DIRECTION:
Exactly reproduce the lines that follow.

DATA FOR PROCESSING:

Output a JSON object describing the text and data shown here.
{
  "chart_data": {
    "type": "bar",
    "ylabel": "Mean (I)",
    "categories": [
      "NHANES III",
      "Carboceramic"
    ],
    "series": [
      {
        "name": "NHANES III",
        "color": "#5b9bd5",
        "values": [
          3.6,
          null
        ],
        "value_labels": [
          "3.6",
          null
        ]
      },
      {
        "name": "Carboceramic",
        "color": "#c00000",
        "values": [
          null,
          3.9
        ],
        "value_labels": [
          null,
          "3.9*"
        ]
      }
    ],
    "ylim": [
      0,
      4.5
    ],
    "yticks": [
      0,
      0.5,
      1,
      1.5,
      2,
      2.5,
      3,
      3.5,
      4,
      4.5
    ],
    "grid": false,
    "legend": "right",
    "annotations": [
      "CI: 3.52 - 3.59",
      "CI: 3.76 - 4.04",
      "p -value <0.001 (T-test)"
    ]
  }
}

RESPONSE BELOW:
Output a JSON object describing the text and data shown here.
{
  "chart_data": {
    "type": "bar",
    "ylabel": "Mean (I)",
    "categories": [
      "NHANES III",
      "Carboceramic"
    ],
    "series": [
      {
        "name": "NHANES III",
        "color": "#5b9bd5",
        "values": [
          3.6,
          null
        ],
        "value_labels": [
          "3.6",
          null
        ]
      },
      {
        "name": "Carboceramic",
        "color": "#c00000",
        "values": [
          null,
          3.9
        ],
        "value_labels": [
          null,
          "3.9*"
        ]
      }
    ],
    "ylim": [
      0,
      4.5
    ],
    "yticks": [
      0,
      0.5,
      1,
      1.5,
      2,
      2.5,
      3,
      3.5,
      4,
      4.5
    ],
    "grid": false,
    "legend": "right",
    "annotations": [
      "CI: 3.52 - 3.59",
      "CI: 3.76 - 4.04",
      "p -value <0.001 (T-test)"
    ]
  }
}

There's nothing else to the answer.